## TASK TO COMPLETE
Lines containing the word "overline" need to be counted. Please reply with how many there are, and nothing else.

## STORED RECORDS

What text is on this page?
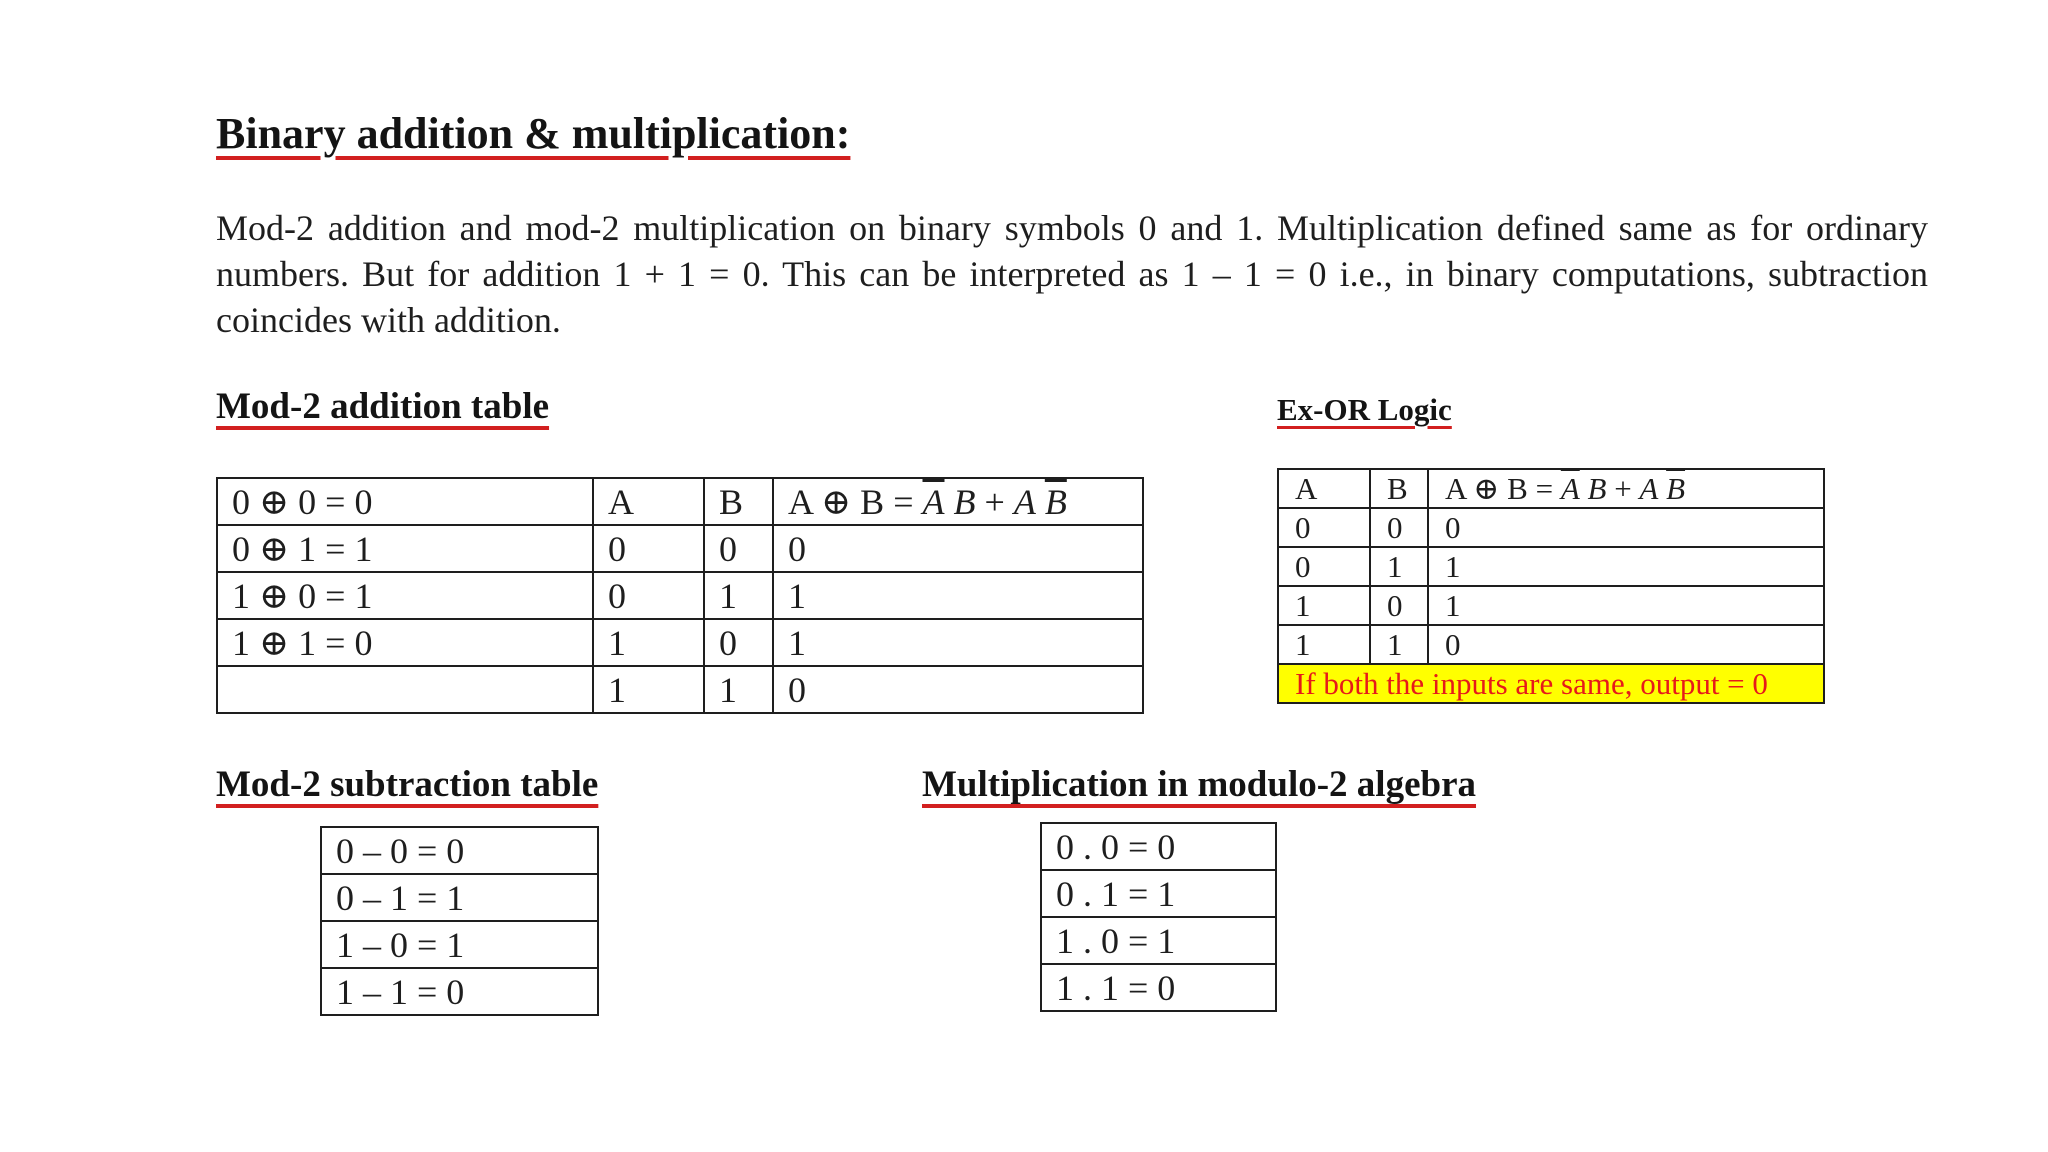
Binary addition & multiplication:
Mod-2 addition and mod-2 multiplication on binary symbols 0 and 1. Multiplication defined same as for ordinary numbers. But for addition 1 + 1 = 0. This can be interpreted as 1 – 1 = 0 i.e., in binary computations, subtraction coincides with addition.
Mod-2 addition table
0 ⊕ 0 = 0	A	B	A ⊕ $B = \overline{A}$ B + A $\overline{B}$
0 ⊕ 1 = 1	0	0	0
1 ⊕ 0 = 1	0	1	1
1 ⊕ 1 = 0	1	0	1
	1	1	0
Ex-OR Logic
A	B	A ⊕ $B = \overline{A}$ B + A $\overline{B}$
0	0	0
0	1	1
1	0	1
1	1	0
If both the inputs are same, output = 0		
Mod-2 subtraction table
0 – 0 = 0
0 – 1 = 1
1 – 0 = 1
1 – 1 = 0
Multiplication in modulo-2 algebra
0 . 0 = 0
0 . 1 = 1
1 . 0 = 1
1 . 1 = 0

## SOLUTION TO THE EXERCISE
2